Pull out every line containing the string "JSON".

Records from a collection of figures:
++++

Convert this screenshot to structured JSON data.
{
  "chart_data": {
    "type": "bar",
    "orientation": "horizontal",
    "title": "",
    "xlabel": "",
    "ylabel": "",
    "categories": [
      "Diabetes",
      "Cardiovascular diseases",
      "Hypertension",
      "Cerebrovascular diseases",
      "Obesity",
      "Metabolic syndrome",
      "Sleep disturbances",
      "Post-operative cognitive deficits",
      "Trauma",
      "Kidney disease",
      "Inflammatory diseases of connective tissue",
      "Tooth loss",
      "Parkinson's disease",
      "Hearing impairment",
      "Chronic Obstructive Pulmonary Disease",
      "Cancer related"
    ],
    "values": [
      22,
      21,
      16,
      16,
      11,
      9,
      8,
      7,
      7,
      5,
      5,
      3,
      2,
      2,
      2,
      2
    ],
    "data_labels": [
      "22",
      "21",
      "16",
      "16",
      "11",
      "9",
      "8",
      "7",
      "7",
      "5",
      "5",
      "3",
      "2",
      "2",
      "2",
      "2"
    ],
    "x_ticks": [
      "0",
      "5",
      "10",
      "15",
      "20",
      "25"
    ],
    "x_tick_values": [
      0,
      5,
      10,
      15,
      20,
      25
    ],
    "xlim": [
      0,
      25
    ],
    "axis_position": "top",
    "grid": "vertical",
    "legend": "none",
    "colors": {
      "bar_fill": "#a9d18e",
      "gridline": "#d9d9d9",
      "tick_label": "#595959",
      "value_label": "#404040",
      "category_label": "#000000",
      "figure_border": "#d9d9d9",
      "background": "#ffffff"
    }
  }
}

++++

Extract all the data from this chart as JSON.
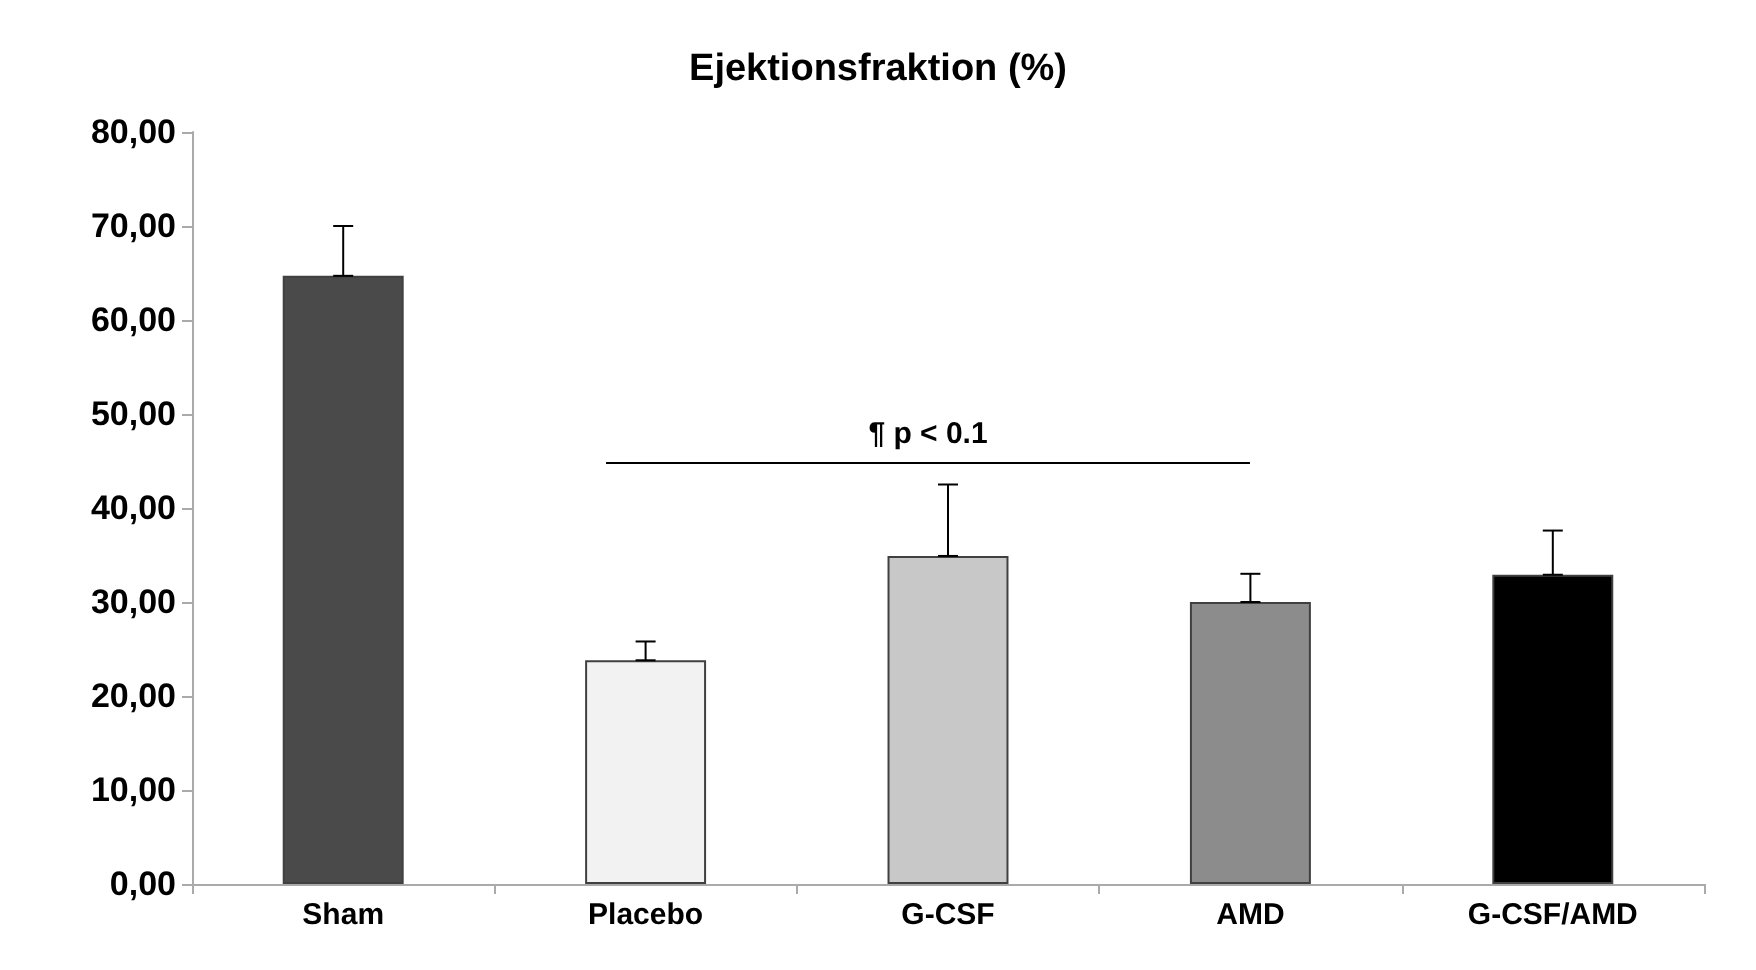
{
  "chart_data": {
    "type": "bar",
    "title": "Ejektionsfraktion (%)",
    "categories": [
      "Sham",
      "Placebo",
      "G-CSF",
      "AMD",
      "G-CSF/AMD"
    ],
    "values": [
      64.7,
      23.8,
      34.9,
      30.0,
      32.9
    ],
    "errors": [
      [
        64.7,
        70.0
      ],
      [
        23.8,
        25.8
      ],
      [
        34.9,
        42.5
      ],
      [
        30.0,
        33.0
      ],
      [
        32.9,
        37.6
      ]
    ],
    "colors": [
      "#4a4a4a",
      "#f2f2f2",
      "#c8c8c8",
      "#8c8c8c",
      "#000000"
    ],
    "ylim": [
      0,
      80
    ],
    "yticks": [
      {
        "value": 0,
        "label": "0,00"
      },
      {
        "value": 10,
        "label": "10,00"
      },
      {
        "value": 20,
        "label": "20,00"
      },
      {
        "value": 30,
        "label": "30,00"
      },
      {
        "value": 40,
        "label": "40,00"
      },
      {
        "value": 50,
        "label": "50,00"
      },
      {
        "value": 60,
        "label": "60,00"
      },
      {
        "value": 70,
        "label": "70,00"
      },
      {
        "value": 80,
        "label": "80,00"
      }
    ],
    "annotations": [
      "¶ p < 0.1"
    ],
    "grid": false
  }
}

++++

▸ **Solution**
Convert this screenshot to structured JSON data.
Extract all the data from this chart as JSON.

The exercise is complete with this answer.